**Stored items from a collection**.
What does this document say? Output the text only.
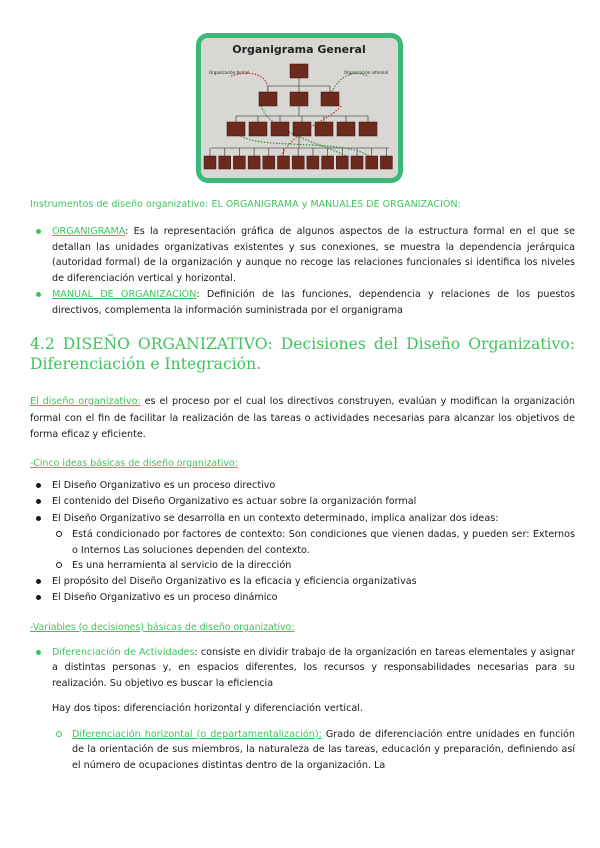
Organigrama General
Organización formal	Organización informal

Instrumentos de diseño organizativo: EL ORGANIGRAMA y MANUALES DE ORGANIZACIÓN:

ORGANIGRAMA: Es la representación gráfica de algunos aspectos de la estructura formal en el que se detallan las unidades organizativas existentes y sus conexiones, se muestra la dependencia jerárquica (autoridad formal) de la organización y aunque no recoge las relaciones funcionales si identifica los niveles de diferenciación vertical y horizontal.
MANUAL DE ORGANIZACIÓN: Definición de las funciones, dependencia y relaciones de los puestos directivos, complementa la información suministrada por el organigrama
4.2 DISEÑO ORGANIZATIVO: Decisiones del Diseño Organizativo: Diferenciación e Integración.

El diseño organizativo: es el proceso por el cual los directivos construyen, evalúan y modifican la organización formal con el fin de facilitar la realización de las tareas o actividades necesarias para alcanzar los objetivos de forma eficaz y eficiente.

-Cinco ideas básicas de diseño organizativo:

El Diseño Organizativo es un proceso directivo
El contenido del Diseño Organizativo es actuar sobre la organización formal
El Diseño Organizativo se desarrolla en un contexto determinado, implica analizar dos ideas:
Está condicionado por factores de contexto: Son condiciones que vienen dadas, y pueden ser: Externos o Internos Las soluciones dependen del contexto.
Es una herramienta al servicio de la dirección
El propósito del Diseño Organizativo es la eficacia y eficiencia organizativas
El Diseño Organizativo es un proceso dinámico

-Variables (o decisiones) básicas de diseño organizativo:

Diferenciación de Actividades: consiste en dividir trabajo de la organización en tareas elementales y asignar a distintas personas y, en espacios diferentes, los recursos y responsabilidades necesarias para su realización. Su objetivo es buscar la eficiencia

Hay dos tipos: diferenciación horizontal y diferenciación vertical.

Diferenciación horizontal (o departamentalización): Grado de diferenciación entre unidades en función de la orientación de sus miembros, la naturaleza de las tareas, educación y preparación, definiendo así el número de ocupaciones distintas dentro de la organización. La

**JOB**.
Gather from the entries above all lines that include the string "ideas".

**RESULT OF THE EXERCISE**.
-Cinco ideas básicas de diseño organizativo:
El Diseño Organizativo se desarrolla en un contexto determinado, implica analizar dos ideas:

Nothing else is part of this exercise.